- Soal Latihan A: Tuliskan kembali tanpa perubahan baris-baris catatan mulai dari baris pertamanya sampai baris yang memuat "979, 729, 1036]", termasuk kedua ujungnya.
========================================
Walau masih penuh tanya, mereka masuk ke kubur itu. Kubur Yahudi terdiri dari dua ruangan. Ruangan pertama berfungsi semacam ruang tunggu, di sini sering dijumpai botol-botol wewangian. Sedangkan ruangan kedua adalah kubur yang sebenarnya. Kedua ruang itu terpisah dengan sekat pintu-lubang berukuran kecil. Setelah masuk ke ruang kedua, mereka melihat seorang muda yang memakai jubah putih duduk di sebelah kanan. Anda bisa membayangkan ketika sampai di kuburan lalu tiba-tiba ada sosok putih berdiri di depan Anda!

Mereka sangat terkejut. Namun, melihat kata yang dipakai ekthambeisthai dapat kita pahami keterkejutan mereka mengacu pada keguncangan bathiniah manusia yang sungguh kaget, ketakutan dan sekaligus perasaan tidak berdaya karena sadar dengan siapa mereka berhadapan. Mereka berhadapan dengan sosok ilahi yang menyerupai seorang muda.
========================================
- Soal Latihan B: Lanjutkan teks tentang kunjungan ke kubur Yahudi dan sosok berjubah putih itu mulai dari kalimat terakhirnya.

(Butir tersimpan dari sebuah koleksi)
========================================
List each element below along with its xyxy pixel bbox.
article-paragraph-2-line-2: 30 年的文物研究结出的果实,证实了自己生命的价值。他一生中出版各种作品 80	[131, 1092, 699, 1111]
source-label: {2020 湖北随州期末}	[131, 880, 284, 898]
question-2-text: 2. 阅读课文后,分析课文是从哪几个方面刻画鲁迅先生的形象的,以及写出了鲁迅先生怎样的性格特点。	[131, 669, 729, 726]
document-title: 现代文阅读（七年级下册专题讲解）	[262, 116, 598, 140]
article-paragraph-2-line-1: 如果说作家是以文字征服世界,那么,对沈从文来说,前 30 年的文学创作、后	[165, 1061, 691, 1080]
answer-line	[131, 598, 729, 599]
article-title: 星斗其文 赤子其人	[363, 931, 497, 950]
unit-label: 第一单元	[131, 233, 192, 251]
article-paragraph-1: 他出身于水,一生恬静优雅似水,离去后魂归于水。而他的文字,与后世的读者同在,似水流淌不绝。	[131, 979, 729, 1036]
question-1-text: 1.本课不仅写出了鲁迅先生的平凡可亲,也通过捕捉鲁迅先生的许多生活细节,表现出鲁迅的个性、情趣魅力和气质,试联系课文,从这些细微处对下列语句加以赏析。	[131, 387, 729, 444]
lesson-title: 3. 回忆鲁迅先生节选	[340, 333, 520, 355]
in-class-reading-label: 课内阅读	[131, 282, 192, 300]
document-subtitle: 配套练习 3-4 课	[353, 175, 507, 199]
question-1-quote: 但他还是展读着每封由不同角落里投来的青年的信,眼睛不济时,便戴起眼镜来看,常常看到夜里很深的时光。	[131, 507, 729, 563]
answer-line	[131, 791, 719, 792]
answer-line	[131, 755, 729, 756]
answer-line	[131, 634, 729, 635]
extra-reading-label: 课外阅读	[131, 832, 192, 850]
========================================
- Jawaban Akhir A:
List each element below along with its xyxy pixel bbox.
article-paragraph-2-line-2: 30 年的文物研究结出的果实,证实了自己生命的价值。他一生中出版各种作品 80	[131, 1092, 699, 1111]
source-label: {2020 湖北随州期末}	[131, 880, 284, 898]
question-2-text: 2. 阅读课文后,分析课文是从哪几个方面刻画鲁迅先生的形象的,以及写出了鲁迅先生怎样的性格特点。	[131, 669, 729, 726]
document-title: 现代文阅读（七年级下册专题讲解）	[262, 116, 598, 140]
article-paragraph-2-line-1: 如果说作家是以文字征服世界,那么,对沈从文来说,前 30 年的文学创作、后	[165, 1061, 691, 1080]
answer-line	[131, 598, 729, 599]
article-title: 星斗其文 赤子其人	[363, 931, 497, 950]
unit-label: 第一单元	[131, 233, 192, 251]
article-paragraph-1: 他出身于水,一生恬静优雅似水,离去后魂归于水。而他的文字,与后世的读者同在,似水流淌不绝。	[131, 979, 729, 1036]

- Jawaban Akhir B:
Pemuda berpakaian putih itu seolah tahu isi hati para perempuan itu, ia berkata, “Jangan terkejut! Kamu mencari Yesus orang Nazaret, yang disalibkan itu. Ia telah dibangkitkan. Ia tidak ada di sini. Lihat! Inilah tempat mereka membaringkan Dia.” (Markus 16:6). Si Pemuda itu mengundang mereka untuk memeriksa sendiri setiap sudut makam itu. Manusia dengan akal budinya dapat memeriksa dan mengamati. Namun, pesan kebangkitan melampaui nalar manusia yang terbatas. Pesan kebangkitan mengantarkan manusia kepada suatu dunia yang melampaui pengertiannya. Maka tujuan para perempuan datang ke kubur itu menjadi tidak relevan lagi. Mereka seharusnya mengarahkan perhatiannya kepada sesuatu yang baru. 

 

Kubur kosong bukan menjadi legitimasi kebangkitan, meski itu mendukung fakta. Para perempuan itu datang ke kubur Yesus dan melihat sendiri bahwa kubur itu kosong. Namun, kenyataan itu tidak bernilai apa-apa, paling-paling membangkitkan pertanyaan, “Apa yang terjadi dengan jenazah Yesus? Siapa yang mengambil atau memindahkan-Nya?” Pertanyaan ini bukan pusat perhatian Allah. Setiap kali Allah memberi pernyataan, Ia tidak mau memuaskan rasa ingin tahu manusia, melainkan membawa manusia pada suatu titik yang bernama “iman”. Para perempuan yang ingin meminyaki jenazah Yesus, mereka kecele sebab Yesus sudah bangkit!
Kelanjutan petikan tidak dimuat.